→ TASK INPUTS:
#####
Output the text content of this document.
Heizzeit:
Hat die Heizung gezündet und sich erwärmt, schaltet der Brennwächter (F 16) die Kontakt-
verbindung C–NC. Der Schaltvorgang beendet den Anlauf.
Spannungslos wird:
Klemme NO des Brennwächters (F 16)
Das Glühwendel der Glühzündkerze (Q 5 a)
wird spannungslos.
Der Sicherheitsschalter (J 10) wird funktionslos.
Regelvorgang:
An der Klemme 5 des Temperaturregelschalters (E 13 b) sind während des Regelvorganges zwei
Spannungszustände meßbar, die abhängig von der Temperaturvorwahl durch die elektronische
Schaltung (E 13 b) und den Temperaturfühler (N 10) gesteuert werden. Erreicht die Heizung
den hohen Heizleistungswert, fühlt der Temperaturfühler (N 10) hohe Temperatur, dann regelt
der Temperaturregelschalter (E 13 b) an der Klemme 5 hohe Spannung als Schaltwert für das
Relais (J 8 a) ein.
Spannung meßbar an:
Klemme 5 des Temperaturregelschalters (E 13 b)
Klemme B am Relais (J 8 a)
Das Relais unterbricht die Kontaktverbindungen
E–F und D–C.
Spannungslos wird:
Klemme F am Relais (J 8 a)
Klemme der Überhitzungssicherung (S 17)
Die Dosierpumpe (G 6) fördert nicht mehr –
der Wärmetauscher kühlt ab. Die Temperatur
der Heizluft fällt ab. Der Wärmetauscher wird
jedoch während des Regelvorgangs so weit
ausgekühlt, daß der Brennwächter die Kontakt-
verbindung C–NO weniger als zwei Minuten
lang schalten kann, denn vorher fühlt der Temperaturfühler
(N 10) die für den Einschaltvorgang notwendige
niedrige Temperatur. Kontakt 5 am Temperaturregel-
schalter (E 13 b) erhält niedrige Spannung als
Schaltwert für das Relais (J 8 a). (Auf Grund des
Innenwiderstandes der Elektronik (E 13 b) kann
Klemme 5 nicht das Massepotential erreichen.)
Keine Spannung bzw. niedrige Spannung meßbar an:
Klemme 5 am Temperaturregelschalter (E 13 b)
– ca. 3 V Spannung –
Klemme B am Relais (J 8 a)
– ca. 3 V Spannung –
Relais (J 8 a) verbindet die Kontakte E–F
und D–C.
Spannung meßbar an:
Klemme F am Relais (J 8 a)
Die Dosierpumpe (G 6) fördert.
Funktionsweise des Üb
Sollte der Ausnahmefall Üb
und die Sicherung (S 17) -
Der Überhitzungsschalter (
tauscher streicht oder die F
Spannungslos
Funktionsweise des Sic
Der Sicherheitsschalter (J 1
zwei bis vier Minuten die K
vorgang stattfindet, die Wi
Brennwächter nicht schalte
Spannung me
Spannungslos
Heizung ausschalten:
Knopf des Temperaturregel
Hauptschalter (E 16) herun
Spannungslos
#####
→ PROBLEM REQUIREMENTS: List all lines above in which the string "Sicherheitsschalter" appears.

→ EXPECTED OUTPUT:
Der Sicherheitsschalter (J 10) wird funktionslos.
Der Sicherheitsschalter (J 1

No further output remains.